Figure content listings:

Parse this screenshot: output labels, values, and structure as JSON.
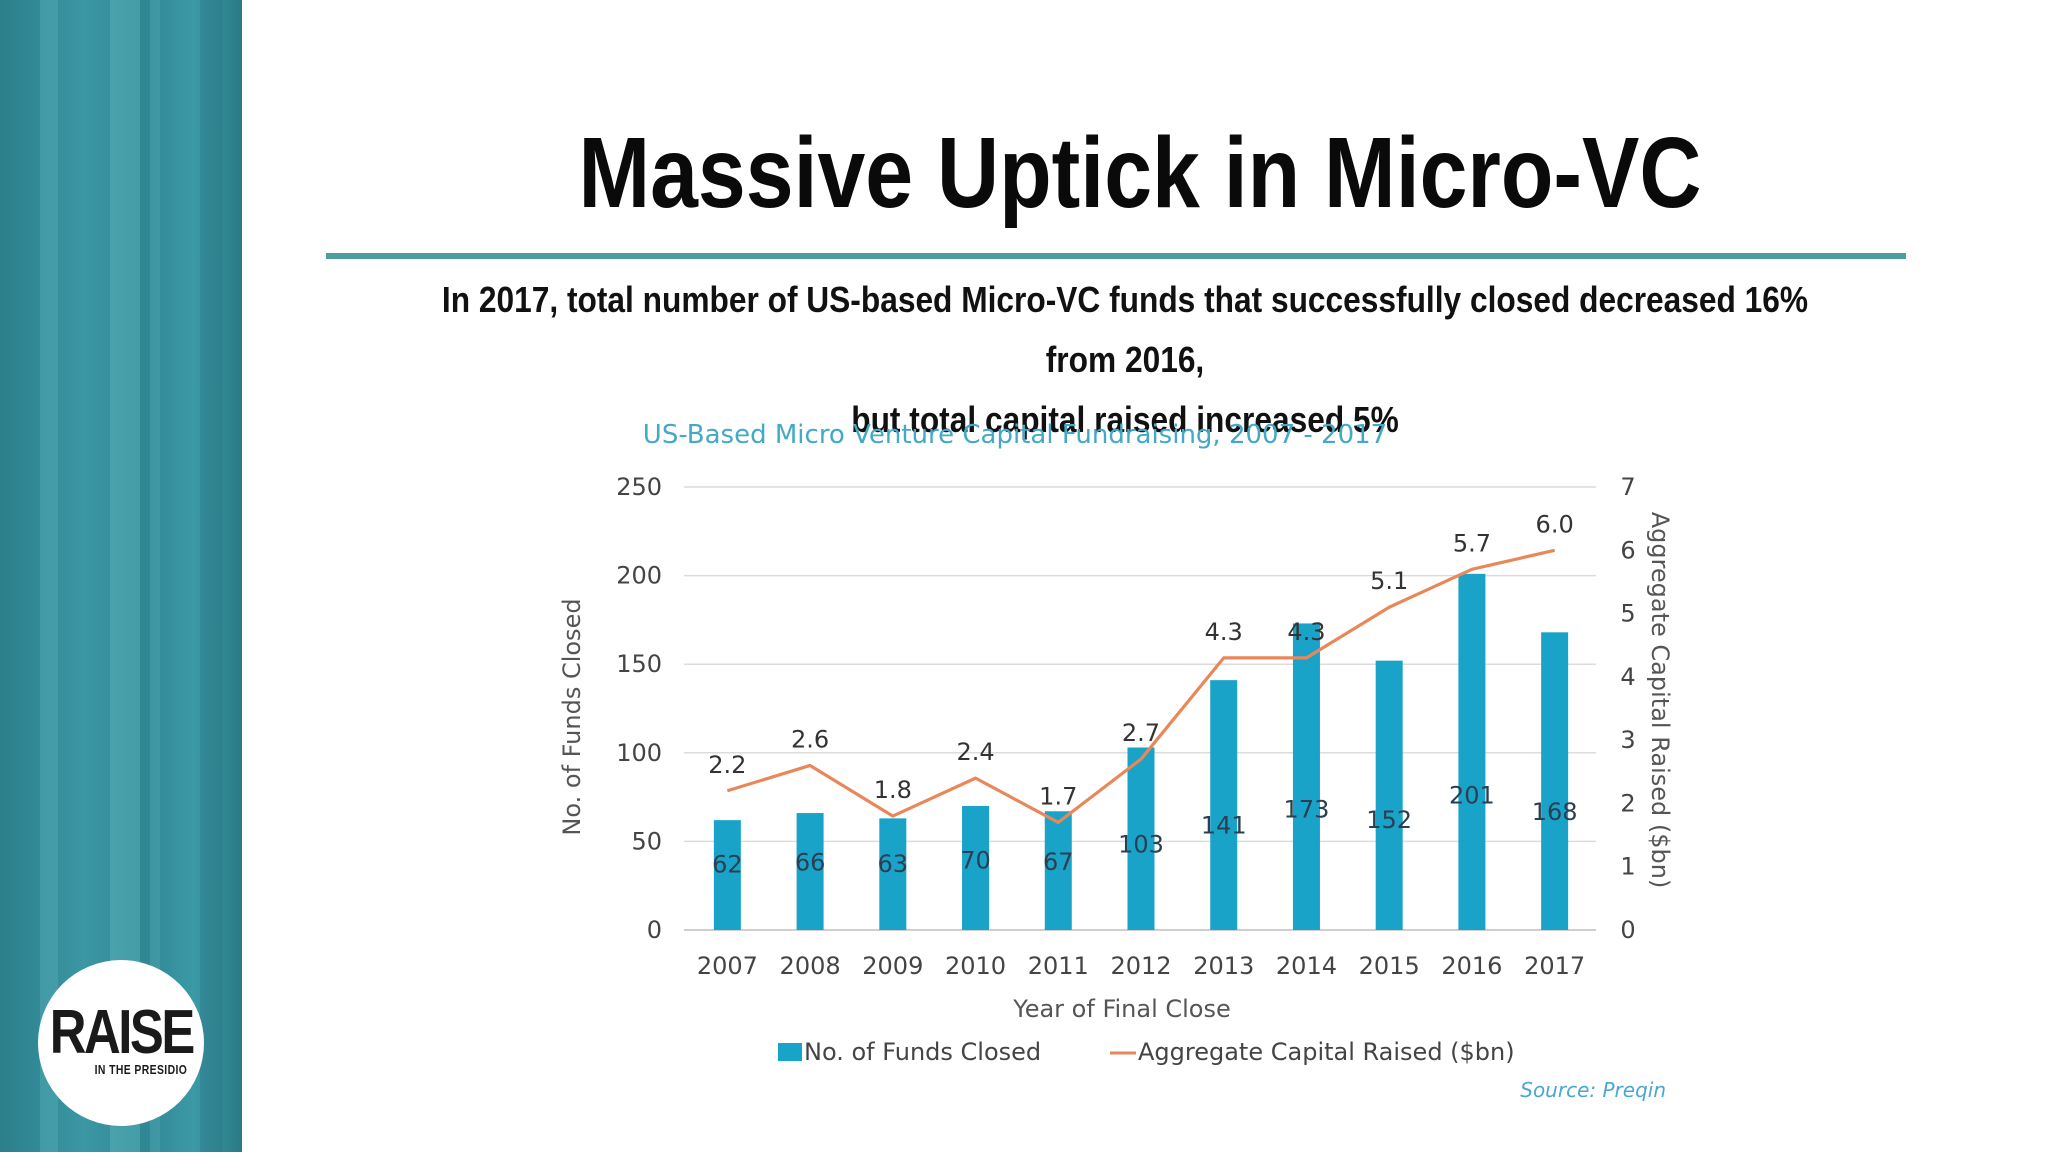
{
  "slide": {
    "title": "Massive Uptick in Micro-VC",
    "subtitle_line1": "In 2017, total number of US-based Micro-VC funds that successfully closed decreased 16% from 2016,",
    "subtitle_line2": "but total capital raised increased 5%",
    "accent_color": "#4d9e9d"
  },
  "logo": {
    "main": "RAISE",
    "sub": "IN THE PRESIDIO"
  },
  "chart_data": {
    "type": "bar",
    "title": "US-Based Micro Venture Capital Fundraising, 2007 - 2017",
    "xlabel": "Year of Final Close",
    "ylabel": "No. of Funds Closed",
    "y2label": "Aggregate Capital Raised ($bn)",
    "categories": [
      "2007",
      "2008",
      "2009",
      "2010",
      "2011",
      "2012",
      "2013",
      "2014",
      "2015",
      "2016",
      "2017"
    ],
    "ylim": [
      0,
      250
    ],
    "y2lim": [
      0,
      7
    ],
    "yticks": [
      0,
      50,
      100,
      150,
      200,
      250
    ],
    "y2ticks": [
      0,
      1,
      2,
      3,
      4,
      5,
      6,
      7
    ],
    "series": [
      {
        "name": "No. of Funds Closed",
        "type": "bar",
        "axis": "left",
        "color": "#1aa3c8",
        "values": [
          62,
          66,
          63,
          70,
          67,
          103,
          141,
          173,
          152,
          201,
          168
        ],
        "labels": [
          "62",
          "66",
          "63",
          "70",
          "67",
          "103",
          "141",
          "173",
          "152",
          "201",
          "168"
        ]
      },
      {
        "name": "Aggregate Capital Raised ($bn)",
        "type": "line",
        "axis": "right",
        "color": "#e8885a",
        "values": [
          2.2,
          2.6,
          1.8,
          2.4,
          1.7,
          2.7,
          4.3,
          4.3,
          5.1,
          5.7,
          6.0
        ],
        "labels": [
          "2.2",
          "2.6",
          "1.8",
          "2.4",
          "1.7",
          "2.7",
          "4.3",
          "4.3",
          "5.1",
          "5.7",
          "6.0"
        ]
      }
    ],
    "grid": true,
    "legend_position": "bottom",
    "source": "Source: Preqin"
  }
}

▶ _Exercise task_
Reproduce all of the entries word for word, skipping any pictures they hold.

▶ _Solution to this task_
Parse this screenshot: output labels, values, and structure as JSON.
{
  "slide": {
    "title": "Massive Uptick in Micro-VC",
    "subtitle_line1": "In 2017, total number of US-based Micro-VC funds that successfully closed decreased 16% from 2016,",
    "subtitle_line2": "but total capital raised increased 5%",
    "accent_color": "#4d9e9d"
  },
  "logo": {
    "main": "RAISE",
    "sub": "IN THE PRESIDIO"
  },
  "chart_data": {
    "type": "bar",
    "title": "US-Based Micro Venture Capital Fundraising, 2007 - 2017",
    "xlabel": "Year of Final Close",
    "ylabel": "No. of Funds Closed",
    "y2label": "Aggregate Capital Raised ($bn)",
    "categories": [
      "2007",
      "2008",
      "2009",
      "2010",
      "2011",
      "2012",
      "2013",
      "2014",
      "2015",
      "2016",
      "2017"
    ],
    "ylim": [
      0,
      250
    ],
    "y2lim": [
      0,
      7
    ],
    "yticks": [
      0,
      50,
      100,
      150,
      200,
      250
    ],
    "y2ticks": [
      0,
      1,
      2,
      3,
      4,
      5,
      6,
      7
    ],
    "series": [
      {
        "name": "No. of Funds Closed",
        "type": "bar",
        "axis": "left",
        "color": "#1aa3c8",
        "values": [
          62,
          66,
          63,
          70,
          67,
          103,
          141,
          173,
          152,
          201,
          168
        ],
        "labels": [
          "62",
          "66",
          "63",
          "70",
          "67",
          "103",
          "141",
          "173",
          "152",
          "201",
          "168"
        ]
      },
      {
        "name": "Aggregate Capital Raised ($bn)",
        "type": "line",
        "axis": "right",
        "color": "#e8885a",
        "values": [
          2.2,
          2.6,
          1.8,
          2.4,
          1.7,
          2.7,
          4.3,
          4.3,
          5.1,
          5.7,
          6.0
        ],
        "labels": [
          "2.2",
          "2.6",
          "1.8",
          "2.4",
          "1.7",
          "2.7",
          "4.3",
          "4.3",
          "5.1",
          "5.7",
          "6.0"
        ]
      }
    ],
    "grid": true,
    "legend_position": "bottom",
    "source": "Source: Preqin"
  }
}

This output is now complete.